- **WORK TO COMPLETE**: Copy every entry word for word, but skip the pictures.

- **RECORDS SUPPLIED**:
━━━━━━
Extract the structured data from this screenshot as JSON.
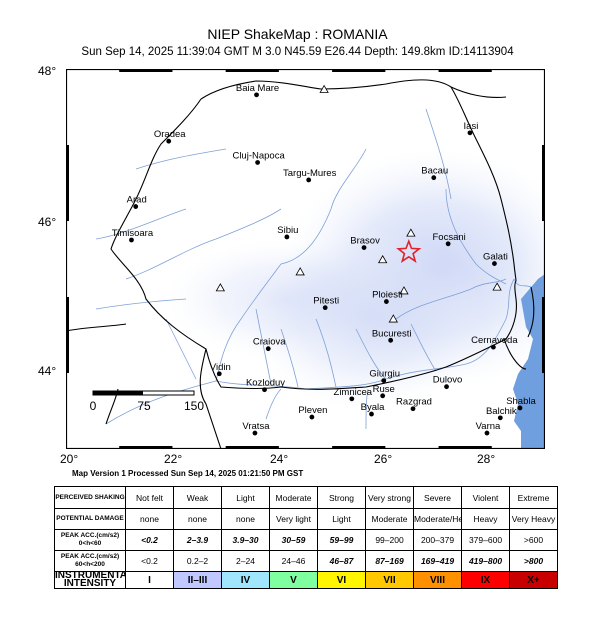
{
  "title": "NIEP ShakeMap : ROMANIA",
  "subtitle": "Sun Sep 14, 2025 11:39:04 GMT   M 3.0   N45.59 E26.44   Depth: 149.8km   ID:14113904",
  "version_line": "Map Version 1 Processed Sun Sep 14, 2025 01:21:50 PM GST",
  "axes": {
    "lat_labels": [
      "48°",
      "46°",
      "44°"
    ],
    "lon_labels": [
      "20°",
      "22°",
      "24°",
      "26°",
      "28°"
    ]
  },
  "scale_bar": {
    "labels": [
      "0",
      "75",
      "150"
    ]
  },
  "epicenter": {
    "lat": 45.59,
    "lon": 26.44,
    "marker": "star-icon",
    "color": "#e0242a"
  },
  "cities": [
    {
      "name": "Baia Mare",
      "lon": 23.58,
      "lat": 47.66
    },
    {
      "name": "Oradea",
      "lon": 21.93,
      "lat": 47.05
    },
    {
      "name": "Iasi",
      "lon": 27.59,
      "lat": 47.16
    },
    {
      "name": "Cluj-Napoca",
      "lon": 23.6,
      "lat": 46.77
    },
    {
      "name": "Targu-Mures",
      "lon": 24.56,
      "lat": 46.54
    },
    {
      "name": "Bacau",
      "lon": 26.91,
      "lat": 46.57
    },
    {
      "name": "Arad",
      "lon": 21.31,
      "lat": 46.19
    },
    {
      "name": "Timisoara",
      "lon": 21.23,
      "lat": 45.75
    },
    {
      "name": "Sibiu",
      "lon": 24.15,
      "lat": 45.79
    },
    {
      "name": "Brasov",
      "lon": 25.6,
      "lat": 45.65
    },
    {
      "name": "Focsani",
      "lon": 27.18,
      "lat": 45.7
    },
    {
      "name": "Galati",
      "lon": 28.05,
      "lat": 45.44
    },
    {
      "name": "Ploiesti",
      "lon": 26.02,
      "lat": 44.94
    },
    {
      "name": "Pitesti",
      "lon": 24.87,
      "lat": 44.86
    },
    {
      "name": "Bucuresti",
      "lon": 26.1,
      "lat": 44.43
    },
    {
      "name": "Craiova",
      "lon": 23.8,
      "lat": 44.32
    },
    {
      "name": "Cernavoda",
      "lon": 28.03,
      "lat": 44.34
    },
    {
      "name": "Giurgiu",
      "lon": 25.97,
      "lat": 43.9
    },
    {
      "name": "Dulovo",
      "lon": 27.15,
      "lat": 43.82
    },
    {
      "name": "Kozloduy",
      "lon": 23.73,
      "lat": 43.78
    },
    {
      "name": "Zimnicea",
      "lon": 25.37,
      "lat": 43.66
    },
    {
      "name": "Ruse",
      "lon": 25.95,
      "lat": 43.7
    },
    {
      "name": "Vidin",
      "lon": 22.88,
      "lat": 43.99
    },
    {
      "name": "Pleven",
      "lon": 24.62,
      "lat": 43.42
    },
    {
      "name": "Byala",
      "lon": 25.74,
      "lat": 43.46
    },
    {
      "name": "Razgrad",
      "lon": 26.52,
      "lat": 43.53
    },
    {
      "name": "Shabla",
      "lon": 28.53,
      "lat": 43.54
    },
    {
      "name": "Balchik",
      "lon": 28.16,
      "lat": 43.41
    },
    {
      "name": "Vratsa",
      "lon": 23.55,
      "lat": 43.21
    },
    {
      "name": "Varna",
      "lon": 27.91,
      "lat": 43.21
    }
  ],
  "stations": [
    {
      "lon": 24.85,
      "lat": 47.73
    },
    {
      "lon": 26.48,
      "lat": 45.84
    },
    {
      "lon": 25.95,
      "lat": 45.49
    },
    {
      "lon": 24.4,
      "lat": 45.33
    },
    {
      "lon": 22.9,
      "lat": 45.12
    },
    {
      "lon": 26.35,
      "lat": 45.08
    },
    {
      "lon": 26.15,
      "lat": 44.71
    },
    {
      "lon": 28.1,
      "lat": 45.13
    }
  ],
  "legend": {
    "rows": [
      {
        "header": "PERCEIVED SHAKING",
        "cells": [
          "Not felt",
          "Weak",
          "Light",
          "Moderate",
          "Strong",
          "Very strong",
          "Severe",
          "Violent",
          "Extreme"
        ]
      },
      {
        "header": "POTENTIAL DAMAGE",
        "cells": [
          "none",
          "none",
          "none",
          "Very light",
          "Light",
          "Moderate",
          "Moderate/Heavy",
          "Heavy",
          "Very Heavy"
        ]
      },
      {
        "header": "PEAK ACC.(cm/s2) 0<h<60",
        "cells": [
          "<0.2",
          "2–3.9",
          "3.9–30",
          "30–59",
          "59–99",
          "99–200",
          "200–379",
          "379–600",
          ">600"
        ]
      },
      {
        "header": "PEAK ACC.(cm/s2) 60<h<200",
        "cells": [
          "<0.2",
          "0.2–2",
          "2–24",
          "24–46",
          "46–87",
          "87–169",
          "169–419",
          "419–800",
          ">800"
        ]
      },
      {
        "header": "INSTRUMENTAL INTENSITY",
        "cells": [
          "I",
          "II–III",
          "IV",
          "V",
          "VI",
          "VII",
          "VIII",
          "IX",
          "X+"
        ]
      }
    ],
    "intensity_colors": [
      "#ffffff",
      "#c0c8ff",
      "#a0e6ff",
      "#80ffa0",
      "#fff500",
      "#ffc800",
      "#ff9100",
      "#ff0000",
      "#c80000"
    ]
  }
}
━━━━━━
- **SOLVED EXERCISE**:
Extract the structured data from this screenshot as JSON.
{
  "title": "NIEP ShakeMap : ROMANIA",
  "subtitle": "Sun Sep 14, 2025 11:39:04 GMT   M 3.0   N45.59 E26.44   Depth: 149.8km   ID:14113904",
  "version_line": "Map Version 1 Processed Sun Sep 14, 2025 01:21:50 PM GST",
  "axes": {
    "lat_labels": [
      "48°",
      "46°",
      "44°"
    ],
    "lon_labels": [
      "20°",
      "22°",
      "24°",
      "26°",
      "28°"
    ]
  },
  "scale_bar": {
    "labels": [
      "0",
      "75",
      "150"
    ]
  },
  "epicenter": {
    "lat": 45.59,
    "lon": 26.44,
    "marker": "star-icon",
    "color": "#e0242a"
  },
  "cities": [
    {
      "name": "Baia Mare",
      "lon": 23.58,
      "lat": 47.66
    },
    {
      "name": "Oradea",
      "lon": 21.93,
      "lat": 47.05
    },
    {
      "name": "Iasi",
      "lon": 27.59,
      "lat": 47.16
    },
    {
      "name": "Cluj-Napoca",
      "lon": 23.6,
      "lat": 46.77
    },
    {
      "name": "Targu-Mures",
      "lon": 24.56,
      "lat": 46.54
    },
    {
      "name": "Bacau",
      "lon": 26.91,
      "lat": 46.57
    },
    {
      "name": "Arad",
      "lon": 21.31,
      "lat": 46.19
    },
    {
      "name": "Timisoara",
      "lon": 21.23,
      "lat": 45.75
    },
    {
      "name": "Sibiu",
      "lon": 24.15,
      "lat": 45.79
    },
    {
      "name": "Brasov",
      "lon": 25.6,
      "lat": 45.65
    },
    {
      "name": "Focsani",
      "lon": 27.18,
      "lat": 45.7
    },
    {
      "name": "Galati",
      "lon": 28.05,
      "lat": 45.44
    },
    {
      "name": "Ploiesti",
      "lon": 26.02,
      "lat": 44.94
    },
    {
      "name": "Pitesti",
      "lon": 24.87,
      "lat": 44.86
    },
    {
      "name": "Bucuresti",
      "lon": 26.1,
      "lat": 44.43
    },
    {
      "name": "Craiova",
      "lon": 23.8,
      "lat": 44.32
    },
    {
      "name": "Cernavoda",
      "lon": 28.03,
      "lat": 44.34
    },
    {
      "name": "Giurgiu",
      "lon": 25.97,
      "lat": 43.9
    },
    {
      "name": "Dulovo",
      "lon": 27.15,
      "lat": 43.82
    },
    {
      "name": "Kozloduy",
      "lon": 23.73,
      "lat": 43.78
    },
    {
      "name": "Zimnicea",
      "lon": 25.37,
      "lat": 43.66
    },
    {
      "name": "Ruse",
      "lon": 25.95,
      "lat": 43.7
    },
    {
      "name": "Vidin",
      "lon": 22.88,
      "lat": 43.99
    },
    {
      "name": "Pleven",
      "lon": 24.62,
      "lat": 43.42
    },
    {
      "name": "Byala",
      "lon": 25.74,
      "lat": 43.46
    },
    {
      "name": "Razgrad",
      "lon": 26.52,
      "lat": 43.53
    },
    {
      "name": "Shabla",
      "lon": 28.53,
      "lat": 43.54
    },
    {
      "name": "Balchik",
      "lon": 28.16,
      "lat": 43.41
    },
    {
      "name": "Vratsa",
      "lon": 23.55,
      "lat": 43.21
    },
    {
      "name": "Varna",
      "lon": 27.91,
      "lat": 43.21
    }
  ],
  "stations": [
    {
      "lon": 24.85,
      "lat": 47.73
    },
    {
      "lon": 26.48,
      "lat": 45.84
    },
    {
      "lon": 25.95,
      "lat": 45.49
    },
    {
      "lon": 24.4,
      "lat": 45.33
    },
    {
      "lon": 22.9,
      "lat": 45.12
    },
    {
      "lon": 26.35,
      "lat": 45.08
    },
    {
      "lon": 26.15,
      "lat": 44.71
    },
    {
      "lon": 28.1,
      "lat": 45.13
    }
  ],
  "legend": {
    "rows": [
      {
        "header": "PERCEIVED SHAKING",
        "cells": [
          "Not felt",
          "Weak",
          "Light",
          "Moderate",
          "Strong",
          "Very strong",
          "Severe",
          "Violent",
          "Extreme"
        ]
      },
      {
        "header": "POTENTIAL DAMAGE",
        "cells": [
          "none",
          "none",
          "none",
          "Very light",
          "Light",
          "Moderate",
          "Moderate/Heavy",
          "Heavy",
          "Very Heavy"
        ]
      },
      {
        "header": "PEAK ACC.(cm/s2) 0<h<60",
        "cells": [
          "<0.2",
          "2–3.9",
          "3.9–30",
          "30–59",
          "59–99",
          "99–200",
          "200–379",
          "379–600",
          ">600"
        ]
      },
      {
        "header": "PEAK ACC.(cm/s2) 60<h<200",
        "cells": [
          "<0.2",
          "0.2–2",
          "2–24",
          "24–46",
          "46–87",
          "87–169",
          "169–419",
          "419–800",
          ">800"
        ]
      },
      {
        "header": "INSTRUMENTAL INTENSITY",
        "cells": [
          "I",
          "II–III",
          "IV",
          "V",
          "VI",
          "VII",
          "VIII",
          "IX",
          "X+"
        ]
      }
    ],
    "intensity_colors": [
      "#ffffff",
      "#c0c8ff",
      "#a0e6ff",
      "#80ffa0",
      "#fff500",
      "#ffc800",
      "#ff9100",
      "#ff0000",
      "#c80000"
    ]
  }
}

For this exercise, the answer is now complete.